■ Work instructions ■
State how many lines in the entries below contain "this". Write nothing but the number.

----- Recorded data

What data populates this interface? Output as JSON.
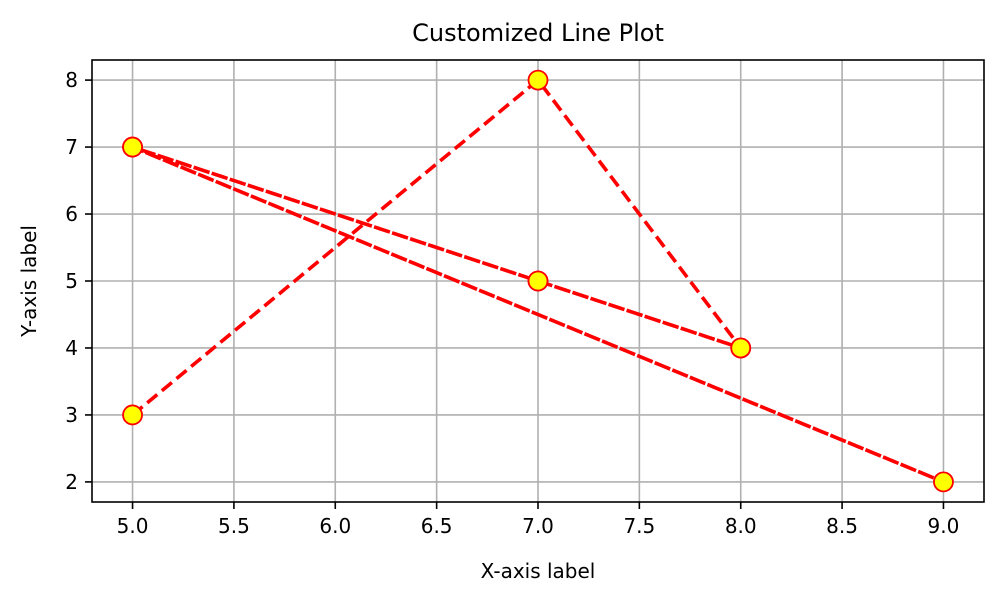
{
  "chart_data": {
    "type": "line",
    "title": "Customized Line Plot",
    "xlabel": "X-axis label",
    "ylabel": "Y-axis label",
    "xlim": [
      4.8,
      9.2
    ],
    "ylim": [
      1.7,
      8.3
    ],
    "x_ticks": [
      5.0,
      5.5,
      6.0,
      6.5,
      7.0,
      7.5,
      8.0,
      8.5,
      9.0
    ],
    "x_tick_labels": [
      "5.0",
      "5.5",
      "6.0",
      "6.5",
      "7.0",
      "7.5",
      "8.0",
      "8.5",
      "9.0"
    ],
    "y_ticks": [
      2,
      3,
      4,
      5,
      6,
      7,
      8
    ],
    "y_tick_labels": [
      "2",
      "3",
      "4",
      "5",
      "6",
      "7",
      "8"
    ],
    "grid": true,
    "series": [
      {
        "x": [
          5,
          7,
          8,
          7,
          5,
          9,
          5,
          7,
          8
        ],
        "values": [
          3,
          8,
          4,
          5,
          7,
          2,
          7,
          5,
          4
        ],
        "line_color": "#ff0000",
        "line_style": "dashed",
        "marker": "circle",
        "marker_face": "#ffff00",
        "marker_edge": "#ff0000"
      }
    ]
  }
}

----------
----- Recorded data

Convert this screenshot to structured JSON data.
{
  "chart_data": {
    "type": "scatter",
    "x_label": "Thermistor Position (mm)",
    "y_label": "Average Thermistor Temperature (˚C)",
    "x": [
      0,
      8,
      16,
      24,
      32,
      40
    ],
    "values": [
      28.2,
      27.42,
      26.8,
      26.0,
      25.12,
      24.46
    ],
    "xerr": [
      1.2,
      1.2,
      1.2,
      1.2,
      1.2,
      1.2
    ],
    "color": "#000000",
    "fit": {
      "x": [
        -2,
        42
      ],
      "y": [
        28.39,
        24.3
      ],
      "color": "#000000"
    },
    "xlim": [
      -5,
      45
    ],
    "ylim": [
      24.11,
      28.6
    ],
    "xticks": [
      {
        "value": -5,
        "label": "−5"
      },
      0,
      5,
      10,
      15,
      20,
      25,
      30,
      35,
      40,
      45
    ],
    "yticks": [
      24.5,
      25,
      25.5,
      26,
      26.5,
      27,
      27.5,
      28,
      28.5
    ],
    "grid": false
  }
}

----------

■ Answer below ■
2